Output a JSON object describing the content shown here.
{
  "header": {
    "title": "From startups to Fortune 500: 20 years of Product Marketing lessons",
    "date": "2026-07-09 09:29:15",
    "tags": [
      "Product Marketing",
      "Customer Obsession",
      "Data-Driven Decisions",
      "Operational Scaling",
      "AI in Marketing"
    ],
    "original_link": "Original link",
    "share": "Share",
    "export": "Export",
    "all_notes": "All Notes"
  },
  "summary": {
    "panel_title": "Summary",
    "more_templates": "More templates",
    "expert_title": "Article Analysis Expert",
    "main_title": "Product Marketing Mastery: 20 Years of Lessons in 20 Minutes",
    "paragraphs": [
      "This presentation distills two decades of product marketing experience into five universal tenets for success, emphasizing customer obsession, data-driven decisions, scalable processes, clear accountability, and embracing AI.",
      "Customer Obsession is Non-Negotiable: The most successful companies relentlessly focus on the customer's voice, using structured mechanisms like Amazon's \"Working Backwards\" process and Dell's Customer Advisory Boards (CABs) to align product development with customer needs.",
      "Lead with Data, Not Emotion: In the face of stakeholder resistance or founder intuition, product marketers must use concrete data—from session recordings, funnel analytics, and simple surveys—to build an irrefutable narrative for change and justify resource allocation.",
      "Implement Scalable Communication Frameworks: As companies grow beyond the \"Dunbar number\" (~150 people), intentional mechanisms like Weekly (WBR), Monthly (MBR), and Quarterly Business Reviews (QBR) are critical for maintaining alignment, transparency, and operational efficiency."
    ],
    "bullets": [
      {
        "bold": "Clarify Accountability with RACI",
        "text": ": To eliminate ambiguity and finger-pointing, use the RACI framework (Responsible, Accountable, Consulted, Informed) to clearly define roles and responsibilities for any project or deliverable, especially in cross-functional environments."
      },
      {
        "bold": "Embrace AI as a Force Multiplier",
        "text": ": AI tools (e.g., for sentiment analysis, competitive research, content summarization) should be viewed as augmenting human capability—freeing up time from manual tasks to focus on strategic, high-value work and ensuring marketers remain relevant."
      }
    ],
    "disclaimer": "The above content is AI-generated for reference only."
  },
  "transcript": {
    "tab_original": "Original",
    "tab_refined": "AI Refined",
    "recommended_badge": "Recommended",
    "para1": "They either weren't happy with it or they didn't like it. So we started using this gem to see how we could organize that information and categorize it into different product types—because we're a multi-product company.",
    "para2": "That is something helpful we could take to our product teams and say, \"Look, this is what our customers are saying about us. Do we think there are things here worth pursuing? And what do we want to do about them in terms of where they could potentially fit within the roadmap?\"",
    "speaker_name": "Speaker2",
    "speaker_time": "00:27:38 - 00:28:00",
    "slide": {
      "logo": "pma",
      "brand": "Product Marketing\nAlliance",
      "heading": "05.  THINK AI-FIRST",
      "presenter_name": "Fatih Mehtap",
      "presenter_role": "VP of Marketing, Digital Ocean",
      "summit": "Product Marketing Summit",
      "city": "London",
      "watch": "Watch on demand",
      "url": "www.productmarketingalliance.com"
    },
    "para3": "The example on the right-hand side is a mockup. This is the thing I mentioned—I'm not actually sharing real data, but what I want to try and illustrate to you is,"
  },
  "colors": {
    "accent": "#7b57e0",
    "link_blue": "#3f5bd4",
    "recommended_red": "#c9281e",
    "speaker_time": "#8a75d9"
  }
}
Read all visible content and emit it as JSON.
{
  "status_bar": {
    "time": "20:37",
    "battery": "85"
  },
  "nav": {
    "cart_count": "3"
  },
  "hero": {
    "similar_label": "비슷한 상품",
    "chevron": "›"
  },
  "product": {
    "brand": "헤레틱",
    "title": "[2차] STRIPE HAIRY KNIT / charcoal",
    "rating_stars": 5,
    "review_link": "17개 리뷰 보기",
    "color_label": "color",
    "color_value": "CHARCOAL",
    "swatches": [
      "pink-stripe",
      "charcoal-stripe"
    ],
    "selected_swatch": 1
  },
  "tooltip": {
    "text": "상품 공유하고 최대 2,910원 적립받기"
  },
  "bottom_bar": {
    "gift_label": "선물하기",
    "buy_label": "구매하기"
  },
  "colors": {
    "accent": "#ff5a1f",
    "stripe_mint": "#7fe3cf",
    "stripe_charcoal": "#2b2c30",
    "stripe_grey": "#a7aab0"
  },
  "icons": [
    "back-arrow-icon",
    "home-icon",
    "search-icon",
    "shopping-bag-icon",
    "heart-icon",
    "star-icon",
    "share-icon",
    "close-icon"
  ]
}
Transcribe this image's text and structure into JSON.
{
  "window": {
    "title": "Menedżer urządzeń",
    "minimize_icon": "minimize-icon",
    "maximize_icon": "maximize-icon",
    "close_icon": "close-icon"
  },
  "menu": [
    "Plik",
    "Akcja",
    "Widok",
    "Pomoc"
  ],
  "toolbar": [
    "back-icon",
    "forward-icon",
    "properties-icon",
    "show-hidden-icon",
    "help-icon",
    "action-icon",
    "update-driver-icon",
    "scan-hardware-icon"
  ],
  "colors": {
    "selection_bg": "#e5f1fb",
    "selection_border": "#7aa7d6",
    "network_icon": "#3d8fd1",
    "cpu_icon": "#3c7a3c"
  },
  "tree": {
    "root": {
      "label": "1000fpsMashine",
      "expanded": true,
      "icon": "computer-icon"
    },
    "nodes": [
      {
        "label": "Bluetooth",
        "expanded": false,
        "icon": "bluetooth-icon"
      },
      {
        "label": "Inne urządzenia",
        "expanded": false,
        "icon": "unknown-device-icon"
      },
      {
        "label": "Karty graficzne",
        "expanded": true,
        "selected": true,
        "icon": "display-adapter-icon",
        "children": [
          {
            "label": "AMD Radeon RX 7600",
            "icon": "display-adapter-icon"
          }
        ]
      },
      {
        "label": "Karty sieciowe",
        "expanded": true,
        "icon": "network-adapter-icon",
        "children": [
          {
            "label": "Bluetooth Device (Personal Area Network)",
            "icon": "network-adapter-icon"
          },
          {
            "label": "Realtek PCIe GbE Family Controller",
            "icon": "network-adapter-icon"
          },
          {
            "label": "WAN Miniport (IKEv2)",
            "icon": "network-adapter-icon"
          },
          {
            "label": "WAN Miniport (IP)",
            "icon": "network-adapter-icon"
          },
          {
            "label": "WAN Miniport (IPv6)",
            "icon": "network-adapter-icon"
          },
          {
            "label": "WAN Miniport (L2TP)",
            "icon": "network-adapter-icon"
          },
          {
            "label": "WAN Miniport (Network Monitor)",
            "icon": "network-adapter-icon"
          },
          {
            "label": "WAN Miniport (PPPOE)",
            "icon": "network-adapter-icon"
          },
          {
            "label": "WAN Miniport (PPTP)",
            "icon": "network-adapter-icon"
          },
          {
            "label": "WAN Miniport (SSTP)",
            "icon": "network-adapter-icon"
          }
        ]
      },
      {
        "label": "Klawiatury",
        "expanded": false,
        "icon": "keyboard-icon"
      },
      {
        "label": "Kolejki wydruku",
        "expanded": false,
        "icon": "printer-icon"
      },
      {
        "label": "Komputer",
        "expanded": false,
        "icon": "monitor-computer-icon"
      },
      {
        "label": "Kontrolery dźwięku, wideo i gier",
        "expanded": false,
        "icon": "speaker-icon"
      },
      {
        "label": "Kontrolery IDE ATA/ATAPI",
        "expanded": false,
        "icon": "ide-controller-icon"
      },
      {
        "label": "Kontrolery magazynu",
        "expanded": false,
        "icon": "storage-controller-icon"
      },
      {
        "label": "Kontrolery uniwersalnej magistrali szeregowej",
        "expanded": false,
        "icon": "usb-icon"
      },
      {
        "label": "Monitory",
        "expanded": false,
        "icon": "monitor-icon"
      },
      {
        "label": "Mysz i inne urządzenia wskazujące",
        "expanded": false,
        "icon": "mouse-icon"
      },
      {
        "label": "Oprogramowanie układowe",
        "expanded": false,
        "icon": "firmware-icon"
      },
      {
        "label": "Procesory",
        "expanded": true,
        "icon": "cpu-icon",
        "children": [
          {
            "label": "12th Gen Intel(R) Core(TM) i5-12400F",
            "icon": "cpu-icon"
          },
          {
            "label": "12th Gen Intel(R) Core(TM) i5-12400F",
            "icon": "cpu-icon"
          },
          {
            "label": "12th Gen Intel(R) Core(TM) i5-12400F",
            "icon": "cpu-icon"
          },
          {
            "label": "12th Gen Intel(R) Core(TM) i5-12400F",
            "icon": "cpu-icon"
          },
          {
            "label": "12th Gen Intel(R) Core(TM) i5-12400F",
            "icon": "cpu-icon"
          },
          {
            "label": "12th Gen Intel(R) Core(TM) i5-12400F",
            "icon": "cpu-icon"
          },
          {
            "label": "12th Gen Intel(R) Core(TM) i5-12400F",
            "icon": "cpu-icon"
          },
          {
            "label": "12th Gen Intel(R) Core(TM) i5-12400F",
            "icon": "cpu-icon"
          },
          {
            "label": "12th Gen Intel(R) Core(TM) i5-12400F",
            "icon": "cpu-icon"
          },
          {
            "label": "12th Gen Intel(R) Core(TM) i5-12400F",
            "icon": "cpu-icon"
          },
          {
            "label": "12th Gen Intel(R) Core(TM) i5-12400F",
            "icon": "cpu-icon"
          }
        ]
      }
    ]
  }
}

▶ **Set exercise**
Report the number of lines holding the string "want", without any other words.

▶ **Finished answer**
2